**Extracted material**
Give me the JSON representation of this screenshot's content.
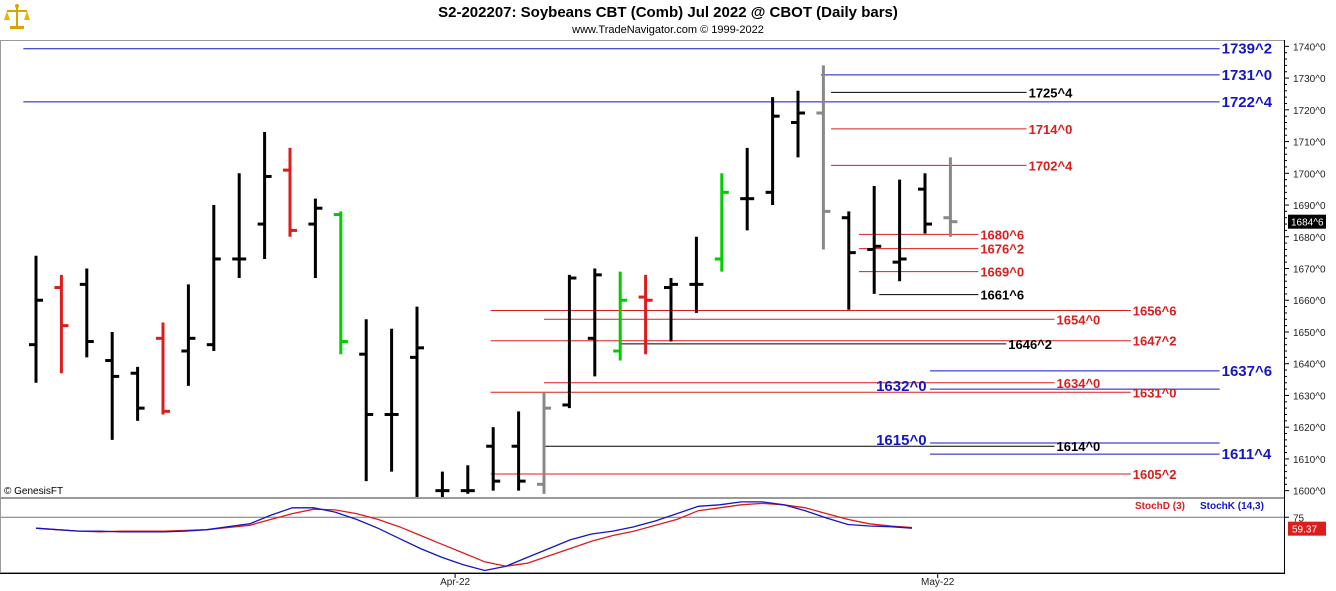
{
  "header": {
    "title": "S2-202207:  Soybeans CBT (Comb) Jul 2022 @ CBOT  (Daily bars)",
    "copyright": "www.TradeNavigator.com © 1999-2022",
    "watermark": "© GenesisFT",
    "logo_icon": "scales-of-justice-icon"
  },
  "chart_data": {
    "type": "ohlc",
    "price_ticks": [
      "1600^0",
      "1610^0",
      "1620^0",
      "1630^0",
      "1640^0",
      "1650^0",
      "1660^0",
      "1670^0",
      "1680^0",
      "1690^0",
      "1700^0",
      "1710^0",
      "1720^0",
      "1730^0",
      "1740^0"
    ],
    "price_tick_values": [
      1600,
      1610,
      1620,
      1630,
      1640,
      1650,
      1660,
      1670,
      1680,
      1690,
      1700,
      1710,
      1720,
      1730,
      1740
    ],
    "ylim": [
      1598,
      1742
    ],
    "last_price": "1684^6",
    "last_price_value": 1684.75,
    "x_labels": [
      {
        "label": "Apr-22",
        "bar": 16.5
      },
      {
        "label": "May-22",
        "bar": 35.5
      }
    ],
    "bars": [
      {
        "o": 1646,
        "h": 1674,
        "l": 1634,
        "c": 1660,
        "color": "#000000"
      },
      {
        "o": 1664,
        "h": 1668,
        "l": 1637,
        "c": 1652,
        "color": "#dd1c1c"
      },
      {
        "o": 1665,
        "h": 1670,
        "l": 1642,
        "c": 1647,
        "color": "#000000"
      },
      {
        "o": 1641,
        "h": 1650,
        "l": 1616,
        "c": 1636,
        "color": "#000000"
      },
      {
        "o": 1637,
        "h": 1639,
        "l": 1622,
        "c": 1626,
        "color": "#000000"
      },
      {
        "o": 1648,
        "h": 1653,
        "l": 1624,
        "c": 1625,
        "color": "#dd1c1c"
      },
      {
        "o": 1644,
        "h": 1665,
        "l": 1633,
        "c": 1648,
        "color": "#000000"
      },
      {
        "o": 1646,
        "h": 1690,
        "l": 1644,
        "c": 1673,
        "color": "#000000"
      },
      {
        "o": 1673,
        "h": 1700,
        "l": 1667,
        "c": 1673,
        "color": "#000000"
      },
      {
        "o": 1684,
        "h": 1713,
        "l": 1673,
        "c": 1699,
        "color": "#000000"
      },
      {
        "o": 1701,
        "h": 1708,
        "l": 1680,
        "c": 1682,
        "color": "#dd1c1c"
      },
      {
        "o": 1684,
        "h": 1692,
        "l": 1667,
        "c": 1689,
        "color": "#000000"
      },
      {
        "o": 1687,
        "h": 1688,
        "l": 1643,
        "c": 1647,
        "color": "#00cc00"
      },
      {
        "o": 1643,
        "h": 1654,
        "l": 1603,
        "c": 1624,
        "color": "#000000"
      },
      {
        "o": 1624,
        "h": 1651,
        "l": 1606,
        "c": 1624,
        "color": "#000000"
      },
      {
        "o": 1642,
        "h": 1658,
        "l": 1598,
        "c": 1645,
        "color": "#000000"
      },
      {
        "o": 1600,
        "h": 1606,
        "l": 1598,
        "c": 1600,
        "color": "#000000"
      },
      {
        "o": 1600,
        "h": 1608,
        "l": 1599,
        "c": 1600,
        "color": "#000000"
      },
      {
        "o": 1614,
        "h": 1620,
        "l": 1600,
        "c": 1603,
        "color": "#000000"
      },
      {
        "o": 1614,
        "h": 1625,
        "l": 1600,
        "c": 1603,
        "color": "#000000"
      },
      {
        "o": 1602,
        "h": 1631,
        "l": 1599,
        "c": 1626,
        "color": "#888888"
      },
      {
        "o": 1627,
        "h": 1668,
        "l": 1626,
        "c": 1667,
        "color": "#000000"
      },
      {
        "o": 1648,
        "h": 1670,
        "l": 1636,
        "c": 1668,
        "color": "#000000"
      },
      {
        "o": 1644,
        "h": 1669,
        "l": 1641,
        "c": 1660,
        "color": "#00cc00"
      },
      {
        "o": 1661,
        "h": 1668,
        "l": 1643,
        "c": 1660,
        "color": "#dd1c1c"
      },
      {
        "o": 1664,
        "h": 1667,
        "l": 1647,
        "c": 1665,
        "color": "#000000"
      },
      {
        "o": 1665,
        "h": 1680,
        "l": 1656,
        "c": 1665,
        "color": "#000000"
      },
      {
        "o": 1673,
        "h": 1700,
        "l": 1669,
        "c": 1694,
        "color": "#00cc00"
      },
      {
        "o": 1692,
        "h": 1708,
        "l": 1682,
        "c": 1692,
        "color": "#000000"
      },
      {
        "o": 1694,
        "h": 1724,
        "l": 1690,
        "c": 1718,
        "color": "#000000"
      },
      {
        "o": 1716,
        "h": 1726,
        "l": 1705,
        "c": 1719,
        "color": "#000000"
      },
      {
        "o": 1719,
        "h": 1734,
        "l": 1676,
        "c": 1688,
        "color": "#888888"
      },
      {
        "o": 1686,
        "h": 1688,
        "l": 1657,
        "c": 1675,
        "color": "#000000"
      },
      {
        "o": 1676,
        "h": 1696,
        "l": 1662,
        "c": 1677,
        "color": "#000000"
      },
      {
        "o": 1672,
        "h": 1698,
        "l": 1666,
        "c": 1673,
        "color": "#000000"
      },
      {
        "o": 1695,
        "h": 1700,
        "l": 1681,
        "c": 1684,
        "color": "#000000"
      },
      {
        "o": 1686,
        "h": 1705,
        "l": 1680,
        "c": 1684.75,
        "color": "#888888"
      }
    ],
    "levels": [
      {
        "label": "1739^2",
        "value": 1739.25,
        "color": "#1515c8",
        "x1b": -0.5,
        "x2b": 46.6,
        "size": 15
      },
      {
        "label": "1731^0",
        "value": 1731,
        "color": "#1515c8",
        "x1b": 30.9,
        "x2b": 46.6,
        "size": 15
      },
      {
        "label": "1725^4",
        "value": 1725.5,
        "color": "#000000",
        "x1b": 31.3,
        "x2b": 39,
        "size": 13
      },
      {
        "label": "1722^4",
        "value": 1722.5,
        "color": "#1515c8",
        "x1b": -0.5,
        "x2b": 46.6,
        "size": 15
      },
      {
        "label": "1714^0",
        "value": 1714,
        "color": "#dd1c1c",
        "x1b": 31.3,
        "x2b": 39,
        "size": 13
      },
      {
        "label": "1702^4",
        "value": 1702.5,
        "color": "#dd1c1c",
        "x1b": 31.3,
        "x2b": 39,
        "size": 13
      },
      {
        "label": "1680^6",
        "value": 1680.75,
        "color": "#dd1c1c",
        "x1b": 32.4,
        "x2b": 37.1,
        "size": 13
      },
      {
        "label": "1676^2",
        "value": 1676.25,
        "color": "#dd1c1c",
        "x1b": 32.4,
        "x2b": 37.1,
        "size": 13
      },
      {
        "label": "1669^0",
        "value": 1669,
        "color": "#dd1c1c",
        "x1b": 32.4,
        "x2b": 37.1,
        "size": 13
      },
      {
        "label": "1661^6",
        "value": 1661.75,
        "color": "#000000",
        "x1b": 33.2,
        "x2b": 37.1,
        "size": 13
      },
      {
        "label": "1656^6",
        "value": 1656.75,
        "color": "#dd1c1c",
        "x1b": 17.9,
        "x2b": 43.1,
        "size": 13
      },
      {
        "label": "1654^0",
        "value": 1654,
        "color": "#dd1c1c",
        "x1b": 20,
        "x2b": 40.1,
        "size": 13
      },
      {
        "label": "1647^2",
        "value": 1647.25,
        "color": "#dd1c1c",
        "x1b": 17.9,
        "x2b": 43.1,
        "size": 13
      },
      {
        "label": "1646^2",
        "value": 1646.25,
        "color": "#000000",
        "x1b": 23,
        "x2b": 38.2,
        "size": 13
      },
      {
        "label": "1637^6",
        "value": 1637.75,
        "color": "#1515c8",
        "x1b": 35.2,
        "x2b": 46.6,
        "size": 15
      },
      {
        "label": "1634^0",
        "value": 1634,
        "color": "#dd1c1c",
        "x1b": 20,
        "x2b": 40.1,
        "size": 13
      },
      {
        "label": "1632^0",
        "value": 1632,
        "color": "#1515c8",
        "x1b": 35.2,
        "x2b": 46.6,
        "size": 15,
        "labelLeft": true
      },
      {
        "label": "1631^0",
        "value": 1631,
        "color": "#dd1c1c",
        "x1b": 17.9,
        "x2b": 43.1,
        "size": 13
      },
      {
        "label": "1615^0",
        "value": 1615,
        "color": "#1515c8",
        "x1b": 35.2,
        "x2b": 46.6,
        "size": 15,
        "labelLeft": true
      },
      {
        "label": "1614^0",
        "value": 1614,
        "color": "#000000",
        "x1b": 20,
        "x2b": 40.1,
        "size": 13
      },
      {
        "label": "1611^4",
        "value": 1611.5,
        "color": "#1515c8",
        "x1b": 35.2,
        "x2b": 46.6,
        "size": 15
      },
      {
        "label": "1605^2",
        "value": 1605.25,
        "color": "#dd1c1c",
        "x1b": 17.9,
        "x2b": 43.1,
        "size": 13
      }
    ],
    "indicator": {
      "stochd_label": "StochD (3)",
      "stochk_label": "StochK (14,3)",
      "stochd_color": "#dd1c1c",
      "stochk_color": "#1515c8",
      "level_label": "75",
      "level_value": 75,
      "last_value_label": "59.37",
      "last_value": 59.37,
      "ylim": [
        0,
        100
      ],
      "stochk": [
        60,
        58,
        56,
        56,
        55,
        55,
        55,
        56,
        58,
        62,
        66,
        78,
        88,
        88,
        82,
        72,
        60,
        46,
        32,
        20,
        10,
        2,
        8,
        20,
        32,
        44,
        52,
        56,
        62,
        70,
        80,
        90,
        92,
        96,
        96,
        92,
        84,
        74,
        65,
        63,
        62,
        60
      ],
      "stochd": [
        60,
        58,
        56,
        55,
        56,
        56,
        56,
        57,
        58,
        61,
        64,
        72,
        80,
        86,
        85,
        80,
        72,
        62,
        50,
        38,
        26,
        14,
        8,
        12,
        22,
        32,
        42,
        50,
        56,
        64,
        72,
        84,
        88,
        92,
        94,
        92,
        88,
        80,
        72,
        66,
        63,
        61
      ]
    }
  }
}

**Required action**
Go through the material line by line and state how many lines hold "bars", with no other words.

**Response to this task**
2